### INSTRUCTIONS FOR THE TASK
Write out every entry exactly as it stands.

- - - -

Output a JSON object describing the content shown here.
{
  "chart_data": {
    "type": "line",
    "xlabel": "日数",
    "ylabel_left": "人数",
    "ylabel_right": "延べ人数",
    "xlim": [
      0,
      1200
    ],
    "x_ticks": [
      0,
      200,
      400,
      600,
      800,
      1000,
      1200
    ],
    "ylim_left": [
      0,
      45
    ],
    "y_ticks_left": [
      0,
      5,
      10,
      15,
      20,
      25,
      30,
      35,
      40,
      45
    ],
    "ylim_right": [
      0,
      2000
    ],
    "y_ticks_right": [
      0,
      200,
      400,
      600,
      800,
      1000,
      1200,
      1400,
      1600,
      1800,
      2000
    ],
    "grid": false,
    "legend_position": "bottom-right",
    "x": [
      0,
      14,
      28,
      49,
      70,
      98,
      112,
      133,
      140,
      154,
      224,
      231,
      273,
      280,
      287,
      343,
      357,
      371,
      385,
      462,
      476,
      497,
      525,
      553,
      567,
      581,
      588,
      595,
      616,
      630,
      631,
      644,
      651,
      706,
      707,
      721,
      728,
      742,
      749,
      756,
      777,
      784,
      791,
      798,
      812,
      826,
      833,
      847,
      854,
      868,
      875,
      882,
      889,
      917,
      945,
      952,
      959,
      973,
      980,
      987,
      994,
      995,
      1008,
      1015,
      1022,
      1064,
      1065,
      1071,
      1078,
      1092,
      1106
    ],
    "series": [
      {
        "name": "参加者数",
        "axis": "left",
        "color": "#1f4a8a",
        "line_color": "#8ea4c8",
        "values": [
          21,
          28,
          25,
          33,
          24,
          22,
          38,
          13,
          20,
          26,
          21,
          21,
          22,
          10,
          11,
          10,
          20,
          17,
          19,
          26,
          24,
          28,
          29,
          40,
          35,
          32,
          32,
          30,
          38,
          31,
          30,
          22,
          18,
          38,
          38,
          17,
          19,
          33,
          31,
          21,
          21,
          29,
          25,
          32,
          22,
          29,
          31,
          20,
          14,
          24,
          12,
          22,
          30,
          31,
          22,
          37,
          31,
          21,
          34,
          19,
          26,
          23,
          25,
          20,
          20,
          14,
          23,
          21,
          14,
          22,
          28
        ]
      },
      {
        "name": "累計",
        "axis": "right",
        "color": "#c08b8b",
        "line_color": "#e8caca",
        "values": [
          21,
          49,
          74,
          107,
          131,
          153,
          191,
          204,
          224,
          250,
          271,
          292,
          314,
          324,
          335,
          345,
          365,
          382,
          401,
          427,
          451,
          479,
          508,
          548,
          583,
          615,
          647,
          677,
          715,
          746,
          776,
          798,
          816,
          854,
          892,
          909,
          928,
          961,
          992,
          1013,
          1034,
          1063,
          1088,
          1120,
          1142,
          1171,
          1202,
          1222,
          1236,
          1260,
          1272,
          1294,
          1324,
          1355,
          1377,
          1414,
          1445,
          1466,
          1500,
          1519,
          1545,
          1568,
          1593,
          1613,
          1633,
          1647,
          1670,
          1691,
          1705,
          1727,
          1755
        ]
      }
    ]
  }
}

- - - -

### ANSWER TO THE PROBLEM
Output a JSON object describing the content shown here.
{
  "chart_data": {
    "type": "line",
    "xlabel": "日数",
    "ylabel_left": "人数",
    "ylabel_right": "延べ人数",
    "xlim": [
      0,
      1200
    ],
    "x_ticks": [
      0,
      200,
      400,
      600,
      800,
      1000,
      1200
    ],
    "ylim_left": [
      0,
      45
    ],
    "y_ticks_left": [
      0,
      5,
      10,
      15,
      20,
      25,
      30,
      35,
      40,
      45
    ],
    "ylim_right": [
      0,
      2000
    ],
    "y_ticks_right": [
      0,
      200,
      400,
      600,
      800,
      1000,
      1200,
      1400,
      1600,
      1800,
      2000
    ],
    "grid": false,
    "legend_position": "bottom-right",
    "x": [
      0,
      14,
      28,
      49,
      70,
      98,
      112,
      133,
      140,
      154,
      224,
      231,
      273,
      280,
      287,
      343,
      357,
      371,
      385,
      462,
      476,
      497,
      525,
      553,
      567,
      581,
      588,
      595,
      616,
      630,
      631,
      644,
      651,
      706,
      707,
      721,
      728,
      742,
      749,
      756,
      777,
      784,
      791,
      798,
      812,
      826,
      833,
      847,
      854,
      868,
      875,
      882,
      889,
      917,
      945,
      952,
      959,
      973,
      980,
      987,
      994,
      995,
      1008,
      1015,
      1022,
      1064,
      1065,
      1071,
      1078,
      1092,
      1106
    ],
    "series": [
      {
        "name": "参加者数",
        "axis": "left",
        "color": "#1f4a8a",
        "line_color": "#8ea4c8",
        "values": [
          21,
          28,
          25,
          33,
          24,
          22,
          38,
          13,
          20,
          26,
          21,
          21,
          22,
          10,
          11,
          10,
          20,
          17,
          19,
          26,
          24,
          28,
          29,
          40,
          35,
          32,
          32,
          30,
          38,
          31,
          30,
          22,
          18,
          38,
          38,
          17,
          19,
          33,
          31,
          21,
          21,
          29,
          25,
          32,
          22,
          29,
          31,
          20,
          14,
          24,
          12,
          22,
          30,
          31,
          22,
          37,
          31,
          21,
          34,
          19,
          26,
          23,
          25,
          20,
          20,
          14,
          23,
          21,
          14,
          22,
          28
        ]
      },
      {
        "name": "累計",
        "axis": "right",
        "color": "#c08b8b",
        "line_color": "#e8caca",
        "values": [
          21,
          49,
          74,
          107,
          131,
          153,
          191,
          204,
          224,
          250,
          271,
          292,
          314,
          324,
          335,
          345,
          365,
          382,
          401,
          427,
          451,
          479,
          508,
          548,
          583,
          615,
          647,
          677,
          715,
          746,
          776,
          798,
          816,
          854,
          892,
          909,
          928,
          961,
          992,
          1013,
          1034,
          1063,
          1088,
          1120,
          1142,
          1171,
          1202,
          1222,
          1236,
          1260,
          1272,
          1294,
          1324,
          1355,
          1377,
          1414,
          1445,
          1466,
          1500,
          1519,
          1545,
          1568,
          1593,
          1613,
          1633,
          1647,
          1670,
          1691,
          1705,
          1727,
          1755
        ]
      }
    ]
  }
}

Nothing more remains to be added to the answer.